### What you need to do
Can you return the listing below verbatim, every line unchanged and in its original order?

### Data for this task
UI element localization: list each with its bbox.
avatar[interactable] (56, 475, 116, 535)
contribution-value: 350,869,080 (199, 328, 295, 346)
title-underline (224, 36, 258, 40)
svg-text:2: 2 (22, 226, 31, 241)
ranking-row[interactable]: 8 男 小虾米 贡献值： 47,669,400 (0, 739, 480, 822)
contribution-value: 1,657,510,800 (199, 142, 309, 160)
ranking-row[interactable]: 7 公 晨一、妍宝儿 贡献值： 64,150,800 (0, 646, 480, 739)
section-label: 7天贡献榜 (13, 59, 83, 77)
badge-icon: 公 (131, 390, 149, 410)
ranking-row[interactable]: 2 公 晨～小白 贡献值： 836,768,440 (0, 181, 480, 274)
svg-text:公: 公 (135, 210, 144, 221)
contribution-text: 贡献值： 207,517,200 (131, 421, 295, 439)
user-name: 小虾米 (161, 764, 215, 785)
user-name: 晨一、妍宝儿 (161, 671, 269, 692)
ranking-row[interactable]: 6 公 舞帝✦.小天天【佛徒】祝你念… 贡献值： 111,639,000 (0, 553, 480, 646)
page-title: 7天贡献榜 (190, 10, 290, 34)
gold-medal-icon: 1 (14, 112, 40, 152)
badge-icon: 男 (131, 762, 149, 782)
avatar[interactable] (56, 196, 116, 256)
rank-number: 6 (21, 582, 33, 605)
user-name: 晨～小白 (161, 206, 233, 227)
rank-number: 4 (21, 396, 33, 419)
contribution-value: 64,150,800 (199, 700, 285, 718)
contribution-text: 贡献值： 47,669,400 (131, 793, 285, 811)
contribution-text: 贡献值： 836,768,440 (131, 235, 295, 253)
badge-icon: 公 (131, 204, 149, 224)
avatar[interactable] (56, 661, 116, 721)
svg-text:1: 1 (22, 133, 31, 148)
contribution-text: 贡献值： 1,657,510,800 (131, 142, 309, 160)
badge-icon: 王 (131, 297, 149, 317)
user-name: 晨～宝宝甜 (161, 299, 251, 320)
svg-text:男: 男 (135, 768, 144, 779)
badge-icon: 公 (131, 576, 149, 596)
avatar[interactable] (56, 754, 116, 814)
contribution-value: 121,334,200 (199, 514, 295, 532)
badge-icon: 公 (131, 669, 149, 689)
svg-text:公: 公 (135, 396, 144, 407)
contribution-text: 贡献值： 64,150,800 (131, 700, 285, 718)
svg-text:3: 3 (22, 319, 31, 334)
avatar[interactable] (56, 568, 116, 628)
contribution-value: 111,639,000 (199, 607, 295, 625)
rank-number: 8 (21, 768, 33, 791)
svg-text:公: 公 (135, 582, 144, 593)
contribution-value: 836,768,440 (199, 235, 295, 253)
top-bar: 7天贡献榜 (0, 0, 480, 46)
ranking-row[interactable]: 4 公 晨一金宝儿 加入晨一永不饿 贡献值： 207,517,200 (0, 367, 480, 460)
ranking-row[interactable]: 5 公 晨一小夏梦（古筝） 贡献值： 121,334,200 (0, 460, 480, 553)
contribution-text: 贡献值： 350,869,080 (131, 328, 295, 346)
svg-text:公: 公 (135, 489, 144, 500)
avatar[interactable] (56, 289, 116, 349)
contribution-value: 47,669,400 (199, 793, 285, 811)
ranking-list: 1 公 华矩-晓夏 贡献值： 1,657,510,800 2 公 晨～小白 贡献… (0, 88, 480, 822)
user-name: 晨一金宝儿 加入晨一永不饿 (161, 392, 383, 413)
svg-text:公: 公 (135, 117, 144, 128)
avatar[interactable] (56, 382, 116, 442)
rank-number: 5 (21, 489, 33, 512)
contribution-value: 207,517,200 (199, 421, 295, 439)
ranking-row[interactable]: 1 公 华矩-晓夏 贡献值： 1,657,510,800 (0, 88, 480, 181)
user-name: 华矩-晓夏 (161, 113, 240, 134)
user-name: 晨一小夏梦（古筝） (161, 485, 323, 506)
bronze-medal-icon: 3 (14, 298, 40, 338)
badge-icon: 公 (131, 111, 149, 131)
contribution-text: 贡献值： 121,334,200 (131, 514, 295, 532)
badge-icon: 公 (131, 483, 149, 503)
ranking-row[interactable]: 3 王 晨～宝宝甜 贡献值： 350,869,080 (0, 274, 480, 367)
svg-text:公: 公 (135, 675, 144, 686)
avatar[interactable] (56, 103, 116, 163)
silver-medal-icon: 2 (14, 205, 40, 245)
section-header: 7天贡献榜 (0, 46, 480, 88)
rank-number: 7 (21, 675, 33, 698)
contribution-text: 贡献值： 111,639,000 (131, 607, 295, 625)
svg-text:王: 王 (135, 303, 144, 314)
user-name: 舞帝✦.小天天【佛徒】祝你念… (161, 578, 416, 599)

### Answer below
UI element localization: list each with its bbox.
avatar[interactable] (56, 475, 116, 535)
contribution-value: 350,869,080 (199, 328, 295, 346)
title-underline (224, 36, 258, 40)
svg-text:2: 2 (22, 226, 31, 241)
ranking-row[interactable]: 8 男 小虾米 贡献值： 47,669,400 (0, 739, 480, 822)
contribution-value: 1,657,510,800 (199, 142, 309, 160)
ranking-row[interactable]: 7 公 晨一、妍宝儿 贡献值： 64,150,800 (0, 646, 480, 739)
section-label: 7天贡献榜 (13, 59, 83, 77)
badge-icon: 公 (131, 390, 149, 410)
ranking-row[interactable]: 2 公 晨～小白 贡献值： 836,768,440 (0, 181, 480, 274)
svg-text:公: 公 (135, 210, 144, 221)
contribution-text: 贡献值： 207,517,200 (131, 421, 295, 439)
user-name: 小虾米 (161, 764, 215, 785)
user-name: 晨一、妍宝儿 (161, 671, 269, 692)
ranking-row[interactable]: 6 公 舞帝✦.小天天【佛徒】祝你念… 贡献值： 111,639,000 (0, 553, 480, 646)
page-title: 7天贡献榜 (190, 10, 290, 34)
gold-medal-icon: 1 (14, 112, 40, 152)
badge-icon: 男 (131, 762, 149, 782)
avatar[interactable] (56, 196, 116, 256)
rank-number: 6 (21, 582, 33, 605)
user-name: 晨～小白 (161, 206, 233, 227)
rank-number: 4 (21, 396, 33, 419)
contribution-value: 64,150,800 (199, 700, 285, 718)
contribution-text: 贡献值： 47,669,400 (131, 793, 285, 811)
contribution-text: 贡献值： 836,768,440 (131, 235, 295, 253)
badge-icon: 公 (131, 204, 149, 224)
avatar[interactable] (56, 661, 116, 721)
svg-text:1: 1 (22, 133, 31, 148)
contribution-text: 贡献值： 1,657,510,800 (131, 142, 309, 160)
badge-icon: 王 (131, 297, 149, 317)
user-name: 晨～宝宝甜 (161, 299, 251, 320)
svg-text:男: 男 (135, 768, 144, 779)
badge-icon: 公 (131, 576, 149, 596)
avatar[interactable] (56, 754, 116, 814)
contribution-value: 121,334,200 (199, 514, 295, 532)
badge-icon: 公 (131, 669, 149, 689)
svg-text:公: 公 (135, 396, 144, 407)
contribution-text: 贡献值： 64,150,800 (131, 700, 285, 718)
svg-text:3: 3 (22, 319, 31, 334)
avatar[interactable] (56, 568, 116, 628)
contribution-value: 111,639,000 (199, 607, 295, 625)
rank-number: 8 (21, 768, 33, 791)
svg-text:公: 公 (135, 582, 144, 593)
contribution-value: 836,768,440 (199, 235, 295, 253)
top-bar: 7天贡献榜 (0, 0, 480, 46)
ranking-row[interactable]: 4 公 晨一金宝儿 加入晨一永不饿 贡献值： 207,517,200 (0, 367, 480, 460)
ranking-row[interactable]: 5 公 晨一小夏梦（古筝） 贡献值： 121,334,200 (0, 460, 480, 553)
contribution-text: 贡献值： 350,869,080 (131, 328, 295, 346)
svg-text:公: 公 (135, 489, 144, 500)
avatar[interactable] (56, 289, 116, 349)
contribution-value: 47,669,400 (199, 793, 285, 811)
ranking-list: 1 公 华矩-晓夏 贡献值： 1,657,510,800 2 公 晨～小白 贡献… (0, 88, 480, 822)
user-name: 晨一金宝儿 加入晨一永不饿 (161, 392, 383, 413)
svg-text:公: 公 (135, 117, 144, 128)
avatar[interactable] (56, 382, 116, 442)
rank-number: 5 (21, 489, 33, 512)
contribution-value: 207,517,200 (199, 421, 295, 439)
ranking-row[interactable]: 1 公 华矩-晓夏 贡献值： 1,657,510,800 (0, 88, 480, 181)
user-name: 华矩-晓夏 (161, 113, 240, 134)
user-name: 晨一小夏梦（古筝） (161, 485, 323, 506)
bronze-medal-icon: 3 (14, 298, 40, 338)
badge-icon: 公 (131, 111, 149, 131)
contribution-text: 贡献值： 121,334,200 (131, 514, 295, 532)
badge-icon: 公 (131, 483, 149, 503)
ranking-row[interactable]: 3 王 晨～宝宝甜 贡献值： 350,869,080 (0, 274, 480, 367)
svg-text:公: 公 (135, 675, 144, 686)
avatar[interactable] (56, 103, 116, 163)
silver-medal-icon: 2 (14, 205, 40, 245)
section-header: 7天贡献榜 (0, 46, 480, 88)
rank-number: 7 (21, 675, 33, 698)
contribution-text: 贡献值： 111,639,000 (131, 607, 295, 625)
svg-text:王: 王 (135, 303, 144, 314)
user-name: 舞帝✦.小天天【佛徒】祝你念… (161, 578, 416, 599)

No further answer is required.